SET PROBLEM: Make an exact copy of the records, with the pictures left out.

═════ PROVIDED RECORDS ═════

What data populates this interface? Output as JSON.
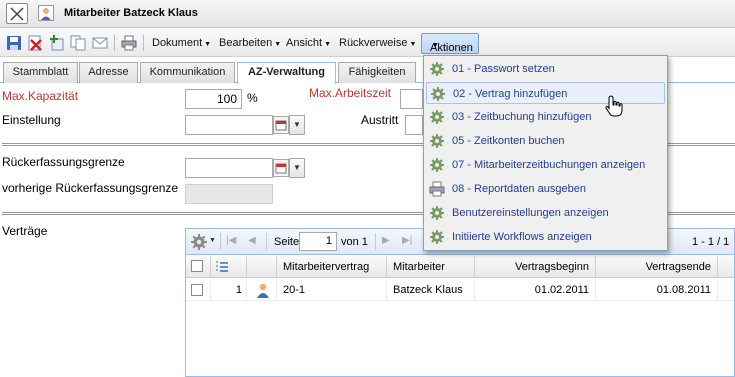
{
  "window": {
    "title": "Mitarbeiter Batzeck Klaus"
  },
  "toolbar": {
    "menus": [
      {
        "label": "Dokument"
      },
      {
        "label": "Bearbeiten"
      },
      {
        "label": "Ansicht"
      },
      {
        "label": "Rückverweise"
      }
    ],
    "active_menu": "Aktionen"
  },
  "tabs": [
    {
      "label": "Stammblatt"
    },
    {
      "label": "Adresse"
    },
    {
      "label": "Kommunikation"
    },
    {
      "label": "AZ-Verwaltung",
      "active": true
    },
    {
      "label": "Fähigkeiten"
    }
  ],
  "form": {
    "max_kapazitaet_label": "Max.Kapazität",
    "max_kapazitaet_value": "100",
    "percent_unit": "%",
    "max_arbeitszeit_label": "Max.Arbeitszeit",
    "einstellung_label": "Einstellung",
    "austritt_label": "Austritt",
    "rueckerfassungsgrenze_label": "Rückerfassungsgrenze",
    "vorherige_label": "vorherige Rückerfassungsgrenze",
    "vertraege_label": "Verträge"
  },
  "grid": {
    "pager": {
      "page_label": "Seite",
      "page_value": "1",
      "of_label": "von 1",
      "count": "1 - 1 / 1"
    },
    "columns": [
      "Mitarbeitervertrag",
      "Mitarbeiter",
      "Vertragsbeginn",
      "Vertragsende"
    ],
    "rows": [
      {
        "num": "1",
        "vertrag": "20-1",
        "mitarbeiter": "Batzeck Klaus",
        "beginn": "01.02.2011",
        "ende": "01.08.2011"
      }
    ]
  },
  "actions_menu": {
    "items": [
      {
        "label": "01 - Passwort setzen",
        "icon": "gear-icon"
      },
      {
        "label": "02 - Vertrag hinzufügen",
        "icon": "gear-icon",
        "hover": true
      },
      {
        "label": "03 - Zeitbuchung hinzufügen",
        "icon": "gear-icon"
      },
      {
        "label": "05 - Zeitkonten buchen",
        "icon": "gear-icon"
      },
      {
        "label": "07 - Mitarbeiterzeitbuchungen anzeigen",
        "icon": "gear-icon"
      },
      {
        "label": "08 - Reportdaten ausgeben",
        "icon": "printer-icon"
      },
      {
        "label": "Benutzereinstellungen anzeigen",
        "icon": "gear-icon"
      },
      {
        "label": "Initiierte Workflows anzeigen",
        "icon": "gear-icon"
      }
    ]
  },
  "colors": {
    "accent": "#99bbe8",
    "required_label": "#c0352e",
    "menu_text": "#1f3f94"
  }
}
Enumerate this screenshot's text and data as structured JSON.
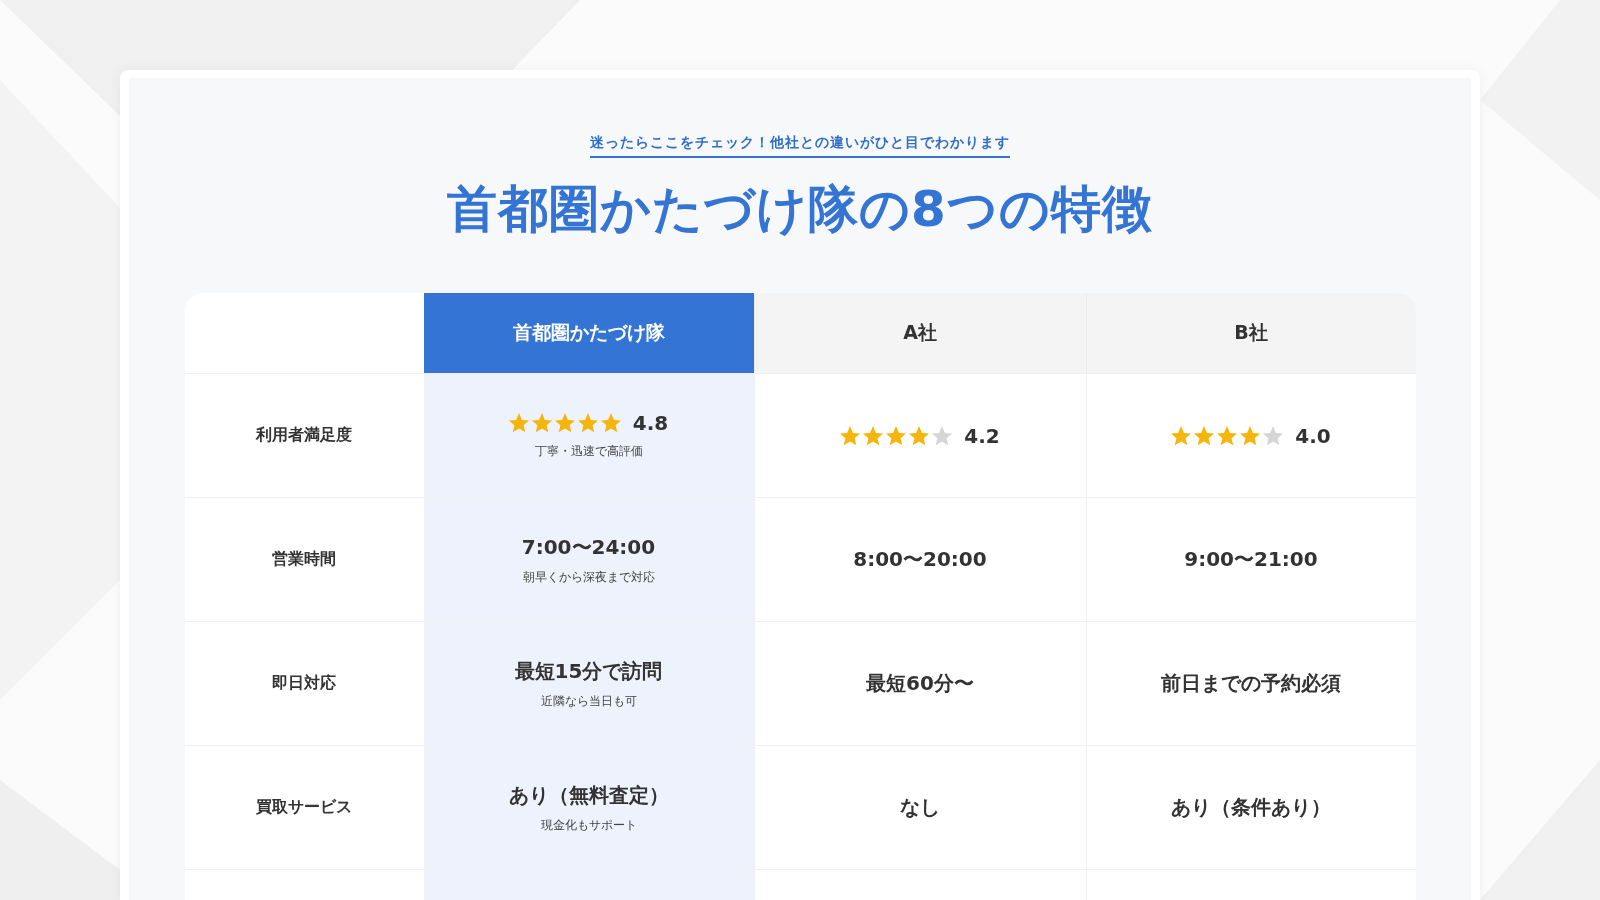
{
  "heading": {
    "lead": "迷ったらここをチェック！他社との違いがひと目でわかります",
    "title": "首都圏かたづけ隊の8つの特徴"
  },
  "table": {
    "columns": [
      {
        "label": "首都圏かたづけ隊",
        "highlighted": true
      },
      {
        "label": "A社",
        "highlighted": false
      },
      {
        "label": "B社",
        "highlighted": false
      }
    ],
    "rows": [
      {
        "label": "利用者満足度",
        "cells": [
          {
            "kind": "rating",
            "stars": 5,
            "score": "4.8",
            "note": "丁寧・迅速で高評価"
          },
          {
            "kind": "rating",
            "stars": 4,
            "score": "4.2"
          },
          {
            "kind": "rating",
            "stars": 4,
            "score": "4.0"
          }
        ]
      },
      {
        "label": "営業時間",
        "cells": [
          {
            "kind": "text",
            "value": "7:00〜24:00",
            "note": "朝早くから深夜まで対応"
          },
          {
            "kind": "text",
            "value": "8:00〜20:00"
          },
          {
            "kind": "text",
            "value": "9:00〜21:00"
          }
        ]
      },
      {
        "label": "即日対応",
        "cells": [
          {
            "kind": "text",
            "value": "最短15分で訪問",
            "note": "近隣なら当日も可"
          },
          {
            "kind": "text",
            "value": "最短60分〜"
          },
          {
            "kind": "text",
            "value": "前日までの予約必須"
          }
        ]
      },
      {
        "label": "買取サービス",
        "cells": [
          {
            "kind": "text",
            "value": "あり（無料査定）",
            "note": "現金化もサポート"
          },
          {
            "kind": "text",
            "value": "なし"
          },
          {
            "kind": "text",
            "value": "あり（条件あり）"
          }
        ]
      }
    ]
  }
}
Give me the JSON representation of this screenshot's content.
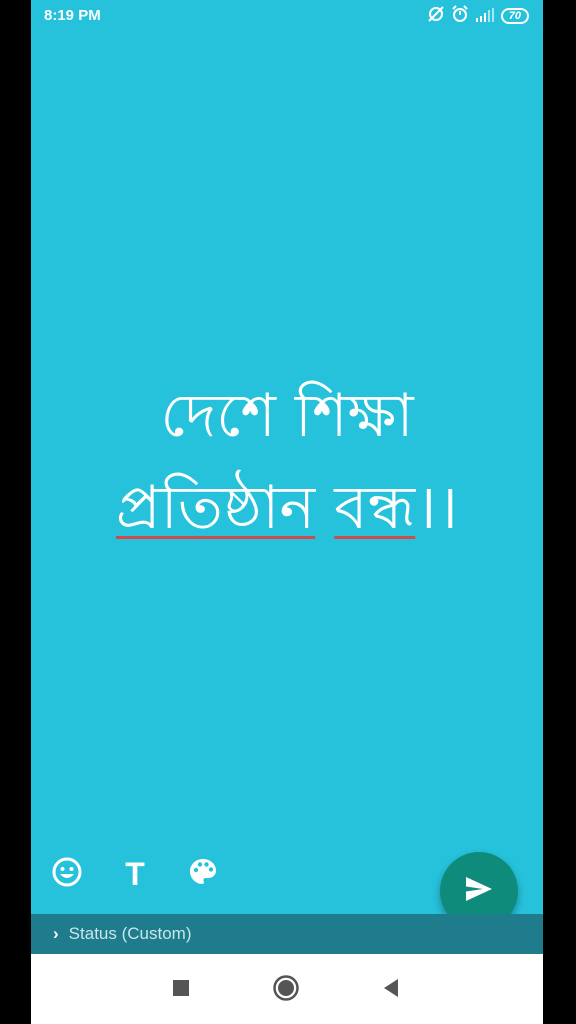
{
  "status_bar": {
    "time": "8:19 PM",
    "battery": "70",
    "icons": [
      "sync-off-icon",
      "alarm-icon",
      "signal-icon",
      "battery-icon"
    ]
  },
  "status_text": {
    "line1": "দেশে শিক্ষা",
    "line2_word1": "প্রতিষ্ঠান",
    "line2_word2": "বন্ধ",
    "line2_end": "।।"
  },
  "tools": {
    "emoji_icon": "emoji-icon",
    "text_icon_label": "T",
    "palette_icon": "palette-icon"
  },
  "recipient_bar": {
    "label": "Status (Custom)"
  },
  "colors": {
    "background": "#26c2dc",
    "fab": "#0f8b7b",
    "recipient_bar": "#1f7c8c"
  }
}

═════

ANSWER TO THE PROBLEM:
What data populates this interface? Output as JSON.
{
  "window": {
    "title": "Mitarbeiter Batzeck Klaus"
  },
  "toolbar": {
    "menus": [
      {
        "label": "Dokument"
      },
      {
        "label": "Bearbeiten"
      },
      {
        "label": "Ansicht"
      },
      {
        "label": "Rückverweise"
      }
    ],
    "active_menu": "Aktionen"
  },
  "tabs": [
    {
      "label": "Stammblatt"
    },
    {
      "label": "Adresse"
    },
    {
      "label": "Kommunikation"
    },
    {
      "label": "AZ-Verwaltung",
      "active": true
    },
    {
      "label": "Fähigkeiten"
    }
  ],
  "form": {
    "max_kapazitaet_label": "Max.Kapazität",
    "max_kapazitaet_value": "100",
    "percent_unit": "%",
    "max_arbeitszeit_label": "Max.Arbeitszeit",
    "einstellung_label": "Einstellung",
    "austritt_label": "Austritt",
    "rueckerfassungsgrenze_label": "Rückerfassungsgrenze",
    "vorherige_label": "vorherige Rückerfassungsgrenze",
    "vertraege_label": "Verträge"
  },
  "grid": {
    "pager": {
      "page_label": "Seite",
      "page_value": "1",
      "of_label": "von 1",
      "count": "1 - 1 / 1"
    },
    "columns": [
      "Mitarbeitervertrag",
      "Mitarbeiter",
      "Vertragsbeginn",
      "Vertragsende"
    ],
    "rows": [
      {
        "num": "1",
        "vertrag": "20-1",
        "mitarbeiter": "Batzeck Klaus",
        "beginn": "01.02.2011",
        "ende": "01.08.2011"
      }
    ]
  },
  "actions_menu": {
    "items": [
      {
        "label": "01 - Passwort setzen",
        "icon": "gear-icon"
      },
      {
        "label": "02 - Vertrag hinzufügen",
        "icon": "gear-icon",
        "hover": true
      },
      {
        "label": "03 - Zeitbuchung hinzufügen",
        "icon": "gear-icon"
      },
      {
        "label": "05 - Zeitkonten buchen",
        "icon": "gear-icon"
      },
      {
        "label": "07 - Mitarbeiterzeitbuchungen anzeigen",
        "icon": "gear-icon"
      },
      {
        "label": "08 - Reportdaten ausgeben",
        "icon": "printer-icon"
      },
      {
        "label": "Benutzereinstellungen anzeigen",
        "icon": "gear-icon"
      },
      {
        "label": "Initiierte Workflows anzeigen",
        "icon": "gear-icon"
      }
    ]
  },
  "colors": {
    "accent": "#99bbe8",
    "required_label": "#c0352e",
    "menu_text": "#1f3f94"
  }
}
Enumerate this screenshot's text and data as structured JSON.
{
  "heading": {
    "lead": "迷ったらここをチェック！他社との違いがひと目でわかります",
    "title": "首都圏かたづけ隊の8つの特徴"
  },
  "table": {
    "columns": [
      {
        "label": "首都圏かたづけ隊",
        "highlighted": true
      },
      {
        "label": "A社",
        "highlighted": false
      },
      {
        "label": "B社",
        "highlighted": false
      }
    ],
    "rows": [
      {
        "label": "利用者満足度",
        "cells": [
          {
            "kind": "rating",
            "stars": 5,
            "score": "4.8",
            "note": "丁寧・迅速で高評価"
          },
          {
            "kind": "rating",
            "stars": 4,
            "score": "4.2"
          },
          {
            "kind": "rating",
            "stars": 4,
            "score": "4.0"
          }
        ]
      },
      {
        "label": "営業時間",
        "cells": [
          {
            "kind": "text",
            "value": "7:00〜24:00",
            "note": "朝早くから深夜まで対応"
          },
          {
            "kind": "text",
            "value": "8:00〜20:00"
          },
          {
            "kind": "text",
            "value": "9:00〜21:00"
          }
        ]
      },
      {
        "label": "即日対応",
        "cells": [
          {
            "kind": "text",
            "value": "最短15分で訪問",
            "note": "近隣なら当日も可"
          },
          {
            "kind": "text",
            "value": "最短60分〜"
          },
          {
            "kind": "text",
            "value": "前日までの予約必須"
          }
        ]
      },
      {
        "label": "買取サービス",
        "cells": [
          {
            "kind": "text",
            "value": "あり（無料査定）",
            "note": "現金化もサポート"
          },
          {
            "kind": "text",
            "value": "なし"
          },
          {
            "kind": "text",
            "value": "あり（条件あり）"
          }
        ]
      }
    ]
  }
}
Give me the JSON representation of this screenshot's content.
{
  "status_bar": {
    "time": "8:19 PM",
    "battery": "70",
    "icons": [
      "sync-off-icon",
      "alarm-icon",
      "signal-icon",
      "battery-icon"
    ]
  },
  "status_text": {
    "line1": "দেশে শিক্ষা",
    "line2_word1": "প্রতিষ্ঠান",
    "line2_word2": "বন্ধ",
    "line2_end": "।।"
  },
  "tools": {
    "emoji_icon": "emoji-icon",
    "text_icon_label": "T",
    "palette_icon": "palette-icon"
  },
  "recipient_bar": {
    "label": "Status (Custom)"
  },
  "colors": {
    "background": "#26c2dc",
    "fab": "#0f8b7b",
    "recipient_bar": "#1f7c8c"
  }
}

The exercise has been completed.